**PROVIDED RECORDS**
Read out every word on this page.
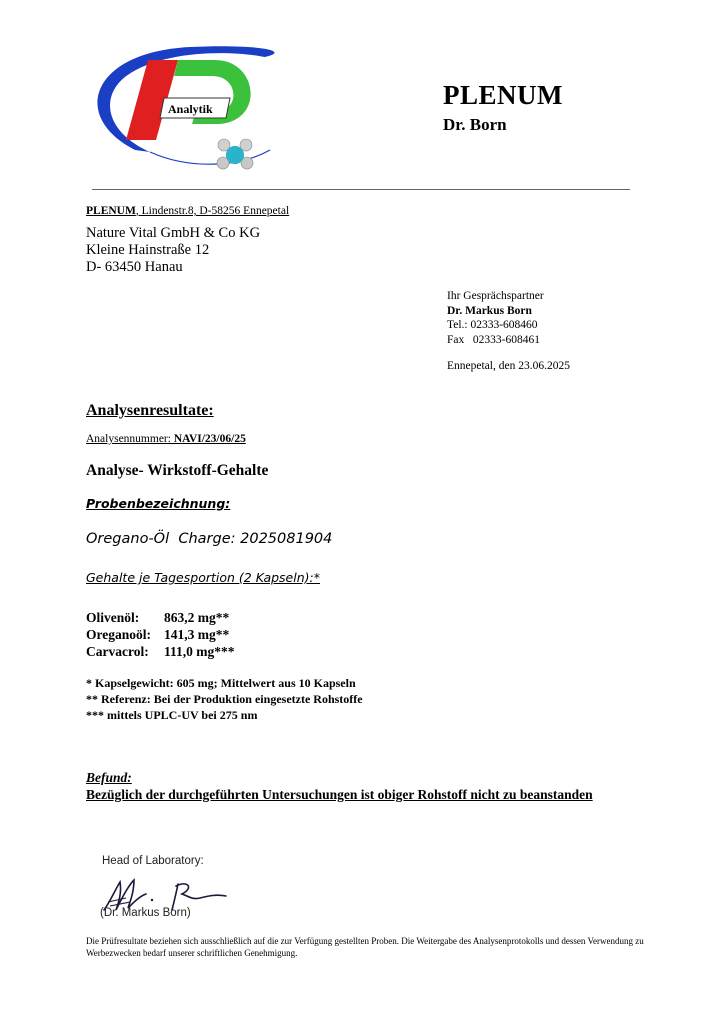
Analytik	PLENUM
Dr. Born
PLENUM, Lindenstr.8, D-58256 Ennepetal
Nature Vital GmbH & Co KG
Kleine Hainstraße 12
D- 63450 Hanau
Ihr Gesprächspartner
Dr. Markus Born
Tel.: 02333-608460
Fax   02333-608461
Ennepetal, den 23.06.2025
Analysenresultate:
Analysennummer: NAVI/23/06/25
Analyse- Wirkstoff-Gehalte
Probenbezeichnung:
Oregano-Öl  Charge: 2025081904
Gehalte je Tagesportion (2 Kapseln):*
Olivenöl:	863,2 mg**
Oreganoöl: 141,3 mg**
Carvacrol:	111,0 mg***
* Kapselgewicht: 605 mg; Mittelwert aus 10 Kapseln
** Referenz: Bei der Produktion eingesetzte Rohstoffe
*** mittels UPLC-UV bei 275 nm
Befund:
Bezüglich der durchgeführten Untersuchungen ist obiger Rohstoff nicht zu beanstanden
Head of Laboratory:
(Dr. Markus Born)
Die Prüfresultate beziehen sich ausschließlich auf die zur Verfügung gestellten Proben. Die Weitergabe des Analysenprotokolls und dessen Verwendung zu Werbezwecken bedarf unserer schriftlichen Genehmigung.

--

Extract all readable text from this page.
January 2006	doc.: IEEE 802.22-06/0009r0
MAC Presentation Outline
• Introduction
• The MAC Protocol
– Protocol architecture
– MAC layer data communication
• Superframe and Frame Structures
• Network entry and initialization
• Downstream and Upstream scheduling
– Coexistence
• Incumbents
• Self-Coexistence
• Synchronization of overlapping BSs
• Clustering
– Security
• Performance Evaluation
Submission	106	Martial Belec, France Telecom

**YOUR OBJECTIVE**
Say how many lines of the data include the word "Protocol". Nothing other than the number should be given.

**ANSWER TO THE TASK**
2